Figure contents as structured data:
######

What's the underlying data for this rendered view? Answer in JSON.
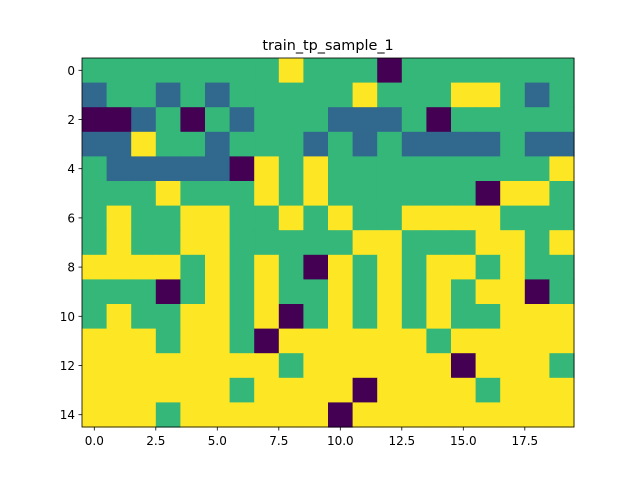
{
  "chart_data": {
    "type": "heatmap",
    "title": "train_tp_sample_1",
    "xlabel": "",
    "ylabel": "",
    "n_rows": 15,
    "n_cols": 20,
    "xlim": [
      -0.5,
      19.5
    ],
    "ylim": [
      14.5,
      -0.5
    ],
    "x_ticks": [
      0.0,
      2.5,
      5.0,
      7.5,
      10.0,
      12.5,
      15.0,
      17.5
    ],
    "x_tick_labels": [
      "0.0",
      "2.5",
      "5.0",
      "7.5",
      "10.0",
      "12.5",
      "15.0",
      "17.5"
    ],
    "y_ticks": [
      0,
      2,
      4,
      6,
      8,
      10,
      12,
      14
    ],
    "y_tick_labels": [
      "0",
      "2",
      "4",
      "6",
      "8",
      "10",
      "12",
      "14"
    ],
    "grid": false,
    "colormap": "viridis",
    "palette": {
      "0": "#440154",
      "1": "#31688e",
      "2": "#35b779",
      "3": "#fde725"
    },
    "values": [
      [
        2,
        2,
        2,
        2,
        2,
        2,
        2,
        2,
        3,
        2,
        2,
        2,
        0,
        2,
        2,
        2,
        2,
        2,
        2,
        2
      ],
      [
        1,
        2,
        2,
        1,
        2,
        1,
        2,
        2,
        2,
        2,
        2,
        3,
        2,
        2,
        2,
        3,
        3,
        2,
        1,
        2
      ],
      [
        0,
        0,
        1,
        2,
        0,
        2,
        1,
        2,
        2,
        2,
        1,
        1,
        1,
        2,
        0,
        2,
        2,
        2,
        2,
        2
      ],
      [
        1,
        1,
        3,
        2,
        2,
        1,
        2,
        2,
        2,
        1,
        2,
        1,
        2,
        1,
        1,
        1,
        1,
        2,
        1,
        1
      ],
      [
        2,
        1,
        1,
        1,
        1,
        1,
        0,
        3,
        2,
        3,
        2,
        2,
        2,
        2,
        2,
        2,
        2,
        2,
        2,
        3
      ],
      [
        2,
        2,
        2,
        3,
        2,
        2,
        2,
        3,
        2,
        3,
        2,
        2,
        2,
        2,
        2,
        2,
        0,
        3,
        3,
        2
      ],
      [
        2,
        3,
        2,
        2,
        3,
        3,
        2,
        2,
        3,
        2,
        3,
        2,
        2,
        3,
        3,
        3,
        3,
        2,
        2,
        2
      ],
      [
        2,
        3,
        2,
        2,
        3,
        3,
        2,
        2,
        2,
        2,
        2,
        3,
        3,
        2,
        2,
        2,
        3,
        3,
        2,
        3
      ],
      [
        3,
        3,
        3,
        3,
        2,
        3,
        2,
        3,
        2,
        0,
        3,
        2,
        3,
        2,
        3,
        3,
        2,
        3,
        2,
        2
      ],
      [
        2,
        2,
        2,
        0,
        2,
        3,
        2,
        3,
        2,
        2,
        3,
        2,
        3,
        2,
        3,
        2,
        3,
        3,
        0,
        2
      ],
      [
        2,
        3,
        2,
        2,
        3,
        3,
        2,
        3,
        0,
        2,
        3,
        2,
        3,
        2,
        3,
        2,
        2,
        3,
        3,
        3
      ],
      [
        3,
        3,
        3,
        2,
        3,
        3,
        2,
        0,
        3,
        3,
        3,
        3,
        3,
        3,
        2,
        3,
        3,
        3,
        3,
        3
      ],
      [
        3,
        3,
        3,
        3,
        3,
        3,
        3,
        3,
        2,
        3,
        3,
        3,
        3,
        3,
        3,
        0,
        3,
        3,
        3,
        2
      ],
      [
        3,
        3,
        3,
        3,
        3,
        3,
        2,
        3,
        3,
        3,
        3,
        0,
        3,
        3,
        3,
        3,
        2,
        3,
        3,
        3
      ],
      [
        3,
        3,
        3,
        2,
        3,
        3,
        3,
        3,
        3,
        3,
        0,
        3,
        3,
        3,
        3,
        3,
        3,
        3,
        3,
        3
      ]
    ]
  }
}
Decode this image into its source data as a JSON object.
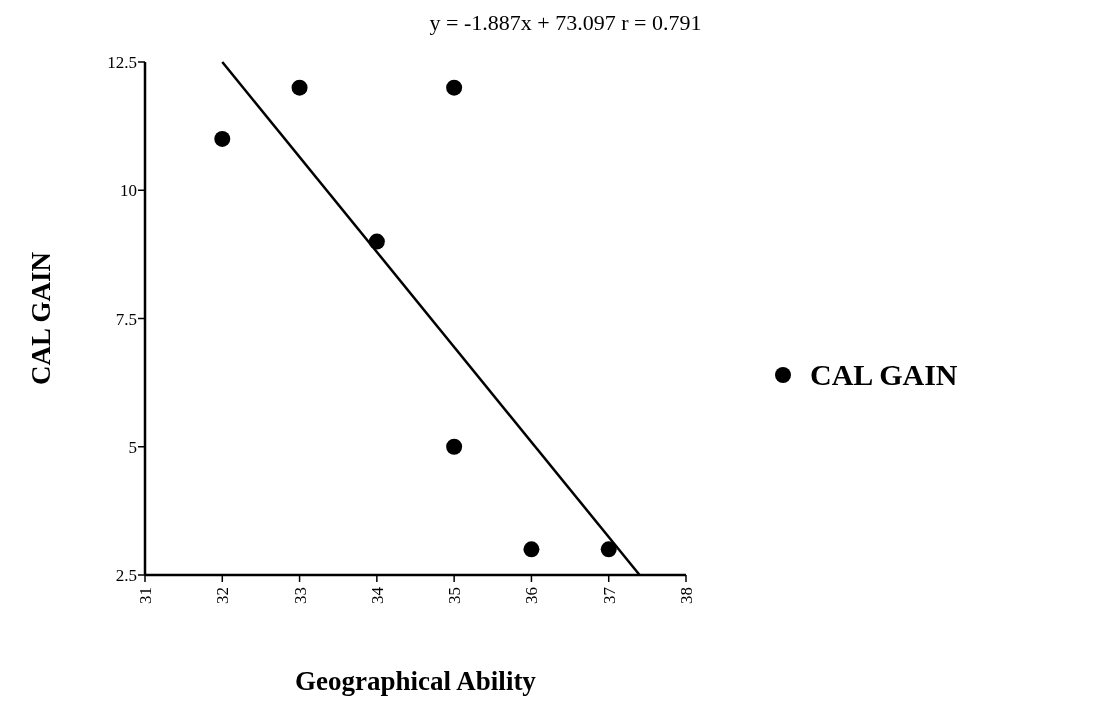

######

Find every line that has "this" in it, then return those lines.

THE COMPLETED TASK:
What's the underlying data for this rendered view? Answer in JSON.
Decode this image into its source data as a JSON object.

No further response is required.